**Records from a data collection:**
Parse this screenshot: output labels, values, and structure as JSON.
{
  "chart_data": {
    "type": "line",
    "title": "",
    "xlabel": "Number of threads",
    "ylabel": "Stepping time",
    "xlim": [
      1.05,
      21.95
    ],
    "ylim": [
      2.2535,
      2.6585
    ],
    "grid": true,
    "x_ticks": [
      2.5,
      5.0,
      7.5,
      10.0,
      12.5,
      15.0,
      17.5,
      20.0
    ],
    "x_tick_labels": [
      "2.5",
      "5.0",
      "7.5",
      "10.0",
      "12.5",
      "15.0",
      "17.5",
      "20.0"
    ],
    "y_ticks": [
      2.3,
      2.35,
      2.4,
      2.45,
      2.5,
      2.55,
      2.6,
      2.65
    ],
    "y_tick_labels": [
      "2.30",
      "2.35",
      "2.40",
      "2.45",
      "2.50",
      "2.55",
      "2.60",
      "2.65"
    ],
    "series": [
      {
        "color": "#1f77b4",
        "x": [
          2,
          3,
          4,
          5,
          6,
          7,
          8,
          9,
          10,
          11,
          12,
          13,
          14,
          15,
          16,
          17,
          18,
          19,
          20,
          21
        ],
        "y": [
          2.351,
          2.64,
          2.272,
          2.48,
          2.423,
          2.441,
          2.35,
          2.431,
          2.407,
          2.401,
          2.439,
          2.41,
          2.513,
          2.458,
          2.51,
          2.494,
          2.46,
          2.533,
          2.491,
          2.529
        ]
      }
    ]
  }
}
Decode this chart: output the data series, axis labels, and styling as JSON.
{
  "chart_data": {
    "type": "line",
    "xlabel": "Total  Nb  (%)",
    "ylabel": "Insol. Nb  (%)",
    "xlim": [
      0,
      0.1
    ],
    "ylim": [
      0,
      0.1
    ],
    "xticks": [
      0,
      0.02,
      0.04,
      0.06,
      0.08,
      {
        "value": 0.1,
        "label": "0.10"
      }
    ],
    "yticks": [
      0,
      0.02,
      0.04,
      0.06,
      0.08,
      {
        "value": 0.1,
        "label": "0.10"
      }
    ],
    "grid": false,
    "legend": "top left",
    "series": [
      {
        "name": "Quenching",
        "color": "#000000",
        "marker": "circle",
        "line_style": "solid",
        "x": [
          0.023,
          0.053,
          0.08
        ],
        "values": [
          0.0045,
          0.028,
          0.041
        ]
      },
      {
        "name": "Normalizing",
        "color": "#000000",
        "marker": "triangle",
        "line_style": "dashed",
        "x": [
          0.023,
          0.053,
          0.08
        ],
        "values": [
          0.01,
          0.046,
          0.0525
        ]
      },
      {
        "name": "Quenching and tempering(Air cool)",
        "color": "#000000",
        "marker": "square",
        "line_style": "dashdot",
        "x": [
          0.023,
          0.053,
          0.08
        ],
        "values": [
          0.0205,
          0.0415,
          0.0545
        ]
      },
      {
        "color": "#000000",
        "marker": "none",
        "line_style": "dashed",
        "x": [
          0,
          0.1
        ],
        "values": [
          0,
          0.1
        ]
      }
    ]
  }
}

**Short task:** Retype the material in full, character for character.

**Result of this exercise:**
Parse this screenshot: output labels, values, and structure as JSON.
{
  "chart_data": {
    "type": "line",
    "title": "",
    "xlabel": "Number of threads",
    "ylabel": "Stepping time",
    "xlim": [
      1.05,
      21.95
    ],
    "ylim": [
      2.2535,
      2.6585
    ],
    "grid": true,
    "x_ticks": [
      2.5,
      5.0,
      7.5,
      10.0,
      12.5,
      15.0,
      17.5,
      20.0
    ],
    "x_tick_labels": [
      "2.5",
      "5.0",
      "7.5",
      "10.0",
      "12.5",
      "15.0",
      "17.5",
      "20.0"
    ],
    "y_ticks": [
      2.3,
      2.35,
      2.4,
      2.45,
      2.5,
      2.55,
      2.6,
      2.65
    ],
    "y_tick_labels": [
      "2.30",
      "2.35",
      "2.40",
      "2.45",
      "2.50",
      "2.55",
      "2.60",
      "2.65"
    ],
    "series": [
      {
        "color": "#1f77b4",
        "x": [
          2,
          3,
          4,
          5,
          6,
          7,
          8,
          9,
          10,
          11,
          12,
          13,
          14,
          15,
          16,
          17,
          18,
          19,
          20,
          21
        ],
        "y": [
          2.351,
          2.64,
          2.272,
          2.48,
          2.423,
          2.441,
          2.35,
          2.431,
          2.407,
          2.401,
          2.439,
          2.41,
          2.513,
          2.458,
          2.51,
          2.494,
          2.46,
          2.533,
          2.491,
          2.529
        ]
      }
    ]
  }
}
Decode this chart: output the data series, axis labels, and styling as JSON.
{
  "chart_data": {
    "type": "line",
    "xlabel": "Total  Nb  (%)",
    "ylabel": "Insol. Nb  (%)",
    "xlim": [
      0,
      0.1
    ],
    "ylim": [
      0,
      0.1
    ],
    "xticks": [
      0,
      0.02,
      0.04,
      0.06,
      0.08,
      {
        "value": 0.1,
        "label": "0.10"
      }
    ],
    "yticks": [
      0,
      0.02,
      0.04,
      0.06,
      0.08,
      {
        "value": 0.1,
        "label": "0.10"
      }
    ],
    "grid": false,
    "legend": "top left",
    "series": [
      {
        "name": "Quenching",
        "color": "#000000",
        "marker": "circle",
        "line_style": "solid",
        "x": [
          0.023,
          0.053,
          0.08
        ],
        "values": [
          0.0045,
          0.028,
          0.041
        ]
      },
      {
        "name": "Normalizing",
        "color": "#000000",
        "marker": "triangle",
        "line_style": "dashed",
        "x": [
          0.023,
          0.053,
          0.08
        ],
        "values": [
          0.01,
          0.046,
          0.0525
        ]
      },
      {
        "name": "Quenching and tempering(Air cool)",
        "color": "#000000",
        "marker": "square",
        "line_style": "dashdot",
        "x": [
          0.023,
          0.053,
          0.08
        ],
        "values": [
          0.0205,
          0.0415,
          0.0545
        ]
      },
      {
        "color": "#000000",
        "marker": "none",
        "line_style": "dashed",
        "x": [
          0,
          0.1
        ],
        "values": [
          0,
          0.1
        ]
      }
    ]
  }
}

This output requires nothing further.